- REQUIRED TASK -
Find every line in the records below that holds the word "name", and copy it out.
^^^^
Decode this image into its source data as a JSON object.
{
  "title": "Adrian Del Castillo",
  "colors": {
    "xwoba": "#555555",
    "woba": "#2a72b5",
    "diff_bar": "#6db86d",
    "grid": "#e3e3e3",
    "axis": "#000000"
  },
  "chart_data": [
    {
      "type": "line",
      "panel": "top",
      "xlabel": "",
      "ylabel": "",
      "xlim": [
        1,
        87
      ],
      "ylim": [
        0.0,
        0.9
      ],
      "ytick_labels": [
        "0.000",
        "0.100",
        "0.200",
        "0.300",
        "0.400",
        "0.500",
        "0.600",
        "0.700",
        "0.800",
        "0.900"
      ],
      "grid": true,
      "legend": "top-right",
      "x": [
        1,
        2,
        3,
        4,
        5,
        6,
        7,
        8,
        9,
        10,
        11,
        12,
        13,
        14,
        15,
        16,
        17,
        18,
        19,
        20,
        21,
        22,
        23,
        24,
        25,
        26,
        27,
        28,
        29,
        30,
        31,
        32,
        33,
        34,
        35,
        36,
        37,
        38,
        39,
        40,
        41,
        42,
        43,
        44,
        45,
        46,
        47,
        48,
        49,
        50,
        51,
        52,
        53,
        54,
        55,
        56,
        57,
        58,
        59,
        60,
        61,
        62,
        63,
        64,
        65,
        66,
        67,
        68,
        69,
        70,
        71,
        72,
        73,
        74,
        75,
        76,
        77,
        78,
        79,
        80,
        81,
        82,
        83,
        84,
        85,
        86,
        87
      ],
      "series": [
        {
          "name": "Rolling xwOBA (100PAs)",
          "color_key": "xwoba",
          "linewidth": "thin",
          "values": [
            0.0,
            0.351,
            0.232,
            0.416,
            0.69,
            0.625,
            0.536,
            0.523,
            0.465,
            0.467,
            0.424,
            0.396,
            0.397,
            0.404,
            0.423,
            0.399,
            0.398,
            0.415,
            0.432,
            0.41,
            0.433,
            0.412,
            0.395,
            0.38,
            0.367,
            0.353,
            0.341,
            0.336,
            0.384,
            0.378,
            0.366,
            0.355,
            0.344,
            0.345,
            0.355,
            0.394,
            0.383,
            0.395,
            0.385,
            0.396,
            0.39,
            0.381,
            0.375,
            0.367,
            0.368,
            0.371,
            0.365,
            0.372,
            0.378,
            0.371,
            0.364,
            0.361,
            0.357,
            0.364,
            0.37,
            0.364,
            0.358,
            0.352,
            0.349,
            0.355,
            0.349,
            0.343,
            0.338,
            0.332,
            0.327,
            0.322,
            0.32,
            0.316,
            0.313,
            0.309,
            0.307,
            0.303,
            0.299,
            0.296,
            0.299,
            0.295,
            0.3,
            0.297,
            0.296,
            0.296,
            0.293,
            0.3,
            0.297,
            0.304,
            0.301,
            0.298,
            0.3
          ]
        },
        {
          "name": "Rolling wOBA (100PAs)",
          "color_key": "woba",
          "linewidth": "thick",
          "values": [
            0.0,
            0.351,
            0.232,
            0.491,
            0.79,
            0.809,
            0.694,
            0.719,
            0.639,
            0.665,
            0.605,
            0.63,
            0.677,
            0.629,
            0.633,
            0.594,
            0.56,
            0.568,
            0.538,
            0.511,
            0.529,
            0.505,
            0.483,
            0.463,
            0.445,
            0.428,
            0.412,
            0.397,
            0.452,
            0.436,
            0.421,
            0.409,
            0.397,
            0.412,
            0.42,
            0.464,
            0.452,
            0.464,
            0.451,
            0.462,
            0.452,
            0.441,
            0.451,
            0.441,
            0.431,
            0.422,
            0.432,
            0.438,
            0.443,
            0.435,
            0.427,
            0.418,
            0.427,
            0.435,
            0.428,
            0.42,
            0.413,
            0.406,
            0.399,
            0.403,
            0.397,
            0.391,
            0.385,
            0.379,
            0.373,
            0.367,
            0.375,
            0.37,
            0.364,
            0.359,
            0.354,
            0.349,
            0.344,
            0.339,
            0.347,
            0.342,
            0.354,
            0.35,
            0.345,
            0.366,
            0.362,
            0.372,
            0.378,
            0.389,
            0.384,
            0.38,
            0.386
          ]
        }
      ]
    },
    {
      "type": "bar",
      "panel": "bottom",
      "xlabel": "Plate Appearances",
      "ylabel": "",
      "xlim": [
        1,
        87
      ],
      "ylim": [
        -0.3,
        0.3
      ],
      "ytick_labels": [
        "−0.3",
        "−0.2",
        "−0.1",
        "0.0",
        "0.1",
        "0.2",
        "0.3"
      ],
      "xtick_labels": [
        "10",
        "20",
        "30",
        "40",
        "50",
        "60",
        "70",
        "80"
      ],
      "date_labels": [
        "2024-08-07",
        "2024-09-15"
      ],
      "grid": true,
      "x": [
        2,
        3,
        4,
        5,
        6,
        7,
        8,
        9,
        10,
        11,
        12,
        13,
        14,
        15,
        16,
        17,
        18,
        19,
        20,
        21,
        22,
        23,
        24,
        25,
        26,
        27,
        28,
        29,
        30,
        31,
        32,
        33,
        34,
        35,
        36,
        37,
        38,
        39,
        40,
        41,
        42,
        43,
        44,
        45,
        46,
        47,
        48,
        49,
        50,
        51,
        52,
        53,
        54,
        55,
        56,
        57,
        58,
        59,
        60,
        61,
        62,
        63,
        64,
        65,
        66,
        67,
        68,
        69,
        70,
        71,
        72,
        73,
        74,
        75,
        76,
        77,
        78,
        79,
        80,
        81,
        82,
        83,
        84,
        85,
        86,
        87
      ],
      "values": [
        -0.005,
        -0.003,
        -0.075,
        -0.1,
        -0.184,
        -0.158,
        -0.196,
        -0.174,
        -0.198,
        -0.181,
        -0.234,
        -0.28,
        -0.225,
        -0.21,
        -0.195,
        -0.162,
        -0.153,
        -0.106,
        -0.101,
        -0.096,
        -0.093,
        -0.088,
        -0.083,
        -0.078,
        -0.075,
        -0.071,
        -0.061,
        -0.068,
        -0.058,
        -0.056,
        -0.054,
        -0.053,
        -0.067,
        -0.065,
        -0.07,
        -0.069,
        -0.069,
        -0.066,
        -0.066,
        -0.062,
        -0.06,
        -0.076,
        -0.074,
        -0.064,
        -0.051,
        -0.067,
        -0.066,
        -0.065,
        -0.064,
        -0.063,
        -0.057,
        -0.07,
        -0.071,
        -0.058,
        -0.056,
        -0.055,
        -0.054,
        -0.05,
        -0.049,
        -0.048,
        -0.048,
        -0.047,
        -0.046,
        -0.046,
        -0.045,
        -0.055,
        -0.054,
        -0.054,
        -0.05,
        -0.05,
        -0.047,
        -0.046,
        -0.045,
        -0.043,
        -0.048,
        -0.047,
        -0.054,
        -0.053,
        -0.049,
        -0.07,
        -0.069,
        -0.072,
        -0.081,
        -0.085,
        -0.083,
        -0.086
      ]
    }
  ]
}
^^^^
- THE RESPONSE -
          "name": "Rolling xwOBA (100PAs)",
          "name": "Rolling wOBA (100PAs)",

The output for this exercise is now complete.